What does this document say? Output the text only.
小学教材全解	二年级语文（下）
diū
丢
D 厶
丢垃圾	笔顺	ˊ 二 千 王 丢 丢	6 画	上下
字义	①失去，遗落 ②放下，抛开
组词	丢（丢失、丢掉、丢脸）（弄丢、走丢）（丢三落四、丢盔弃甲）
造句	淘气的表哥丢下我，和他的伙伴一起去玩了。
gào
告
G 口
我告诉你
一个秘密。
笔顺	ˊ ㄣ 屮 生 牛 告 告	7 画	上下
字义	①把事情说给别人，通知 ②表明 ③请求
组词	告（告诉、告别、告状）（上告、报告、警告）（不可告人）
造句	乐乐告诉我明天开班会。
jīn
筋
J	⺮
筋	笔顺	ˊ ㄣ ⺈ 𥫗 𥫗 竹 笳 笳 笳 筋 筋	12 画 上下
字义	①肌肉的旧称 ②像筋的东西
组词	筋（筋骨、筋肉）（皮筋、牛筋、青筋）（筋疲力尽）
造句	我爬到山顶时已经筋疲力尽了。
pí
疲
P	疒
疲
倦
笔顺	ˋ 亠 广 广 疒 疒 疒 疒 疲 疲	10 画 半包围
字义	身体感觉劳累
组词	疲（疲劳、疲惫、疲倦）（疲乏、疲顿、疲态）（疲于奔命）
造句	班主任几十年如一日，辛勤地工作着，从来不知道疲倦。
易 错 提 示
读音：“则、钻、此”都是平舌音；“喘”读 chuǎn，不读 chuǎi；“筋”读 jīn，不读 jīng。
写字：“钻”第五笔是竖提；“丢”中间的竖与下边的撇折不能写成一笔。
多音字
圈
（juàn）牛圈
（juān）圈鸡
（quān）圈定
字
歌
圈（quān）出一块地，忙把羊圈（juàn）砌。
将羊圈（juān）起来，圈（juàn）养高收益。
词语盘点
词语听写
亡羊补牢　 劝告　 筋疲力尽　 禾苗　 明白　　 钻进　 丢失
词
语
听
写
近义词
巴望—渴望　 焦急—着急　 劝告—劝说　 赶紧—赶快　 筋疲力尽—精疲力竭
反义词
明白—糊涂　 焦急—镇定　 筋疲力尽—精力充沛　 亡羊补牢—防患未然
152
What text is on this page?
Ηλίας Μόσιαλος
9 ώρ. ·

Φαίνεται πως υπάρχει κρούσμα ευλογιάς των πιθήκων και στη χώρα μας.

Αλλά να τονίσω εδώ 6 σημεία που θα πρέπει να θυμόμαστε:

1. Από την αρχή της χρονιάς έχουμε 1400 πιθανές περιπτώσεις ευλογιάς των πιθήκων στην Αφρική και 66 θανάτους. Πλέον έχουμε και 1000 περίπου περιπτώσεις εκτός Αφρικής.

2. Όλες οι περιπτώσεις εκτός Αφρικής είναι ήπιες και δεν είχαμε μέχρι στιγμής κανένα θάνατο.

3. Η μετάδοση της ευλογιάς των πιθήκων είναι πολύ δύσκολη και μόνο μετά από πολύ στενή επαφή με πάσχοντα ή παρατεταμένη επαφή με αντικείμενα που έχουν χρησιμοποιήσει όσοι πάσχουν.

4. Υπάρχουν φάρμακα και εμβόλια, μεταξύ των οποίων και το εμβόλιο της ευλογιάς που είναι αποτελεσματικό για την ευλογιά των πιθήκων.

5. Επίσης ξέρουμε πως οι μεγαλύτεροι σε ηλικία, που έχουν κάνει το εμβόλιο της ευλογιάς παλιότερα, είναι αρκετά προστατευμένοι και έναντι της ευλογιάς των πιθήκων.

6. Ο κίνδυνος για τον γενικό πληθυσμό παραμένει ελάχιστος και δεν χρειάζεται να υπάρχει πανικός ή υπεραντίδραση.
= = =
** WHAT NEEDS TO BE DONE **
Return only the number of lines in the entries that contain the string "περιπτώσεις".

** WRITTEN ANSWER **
2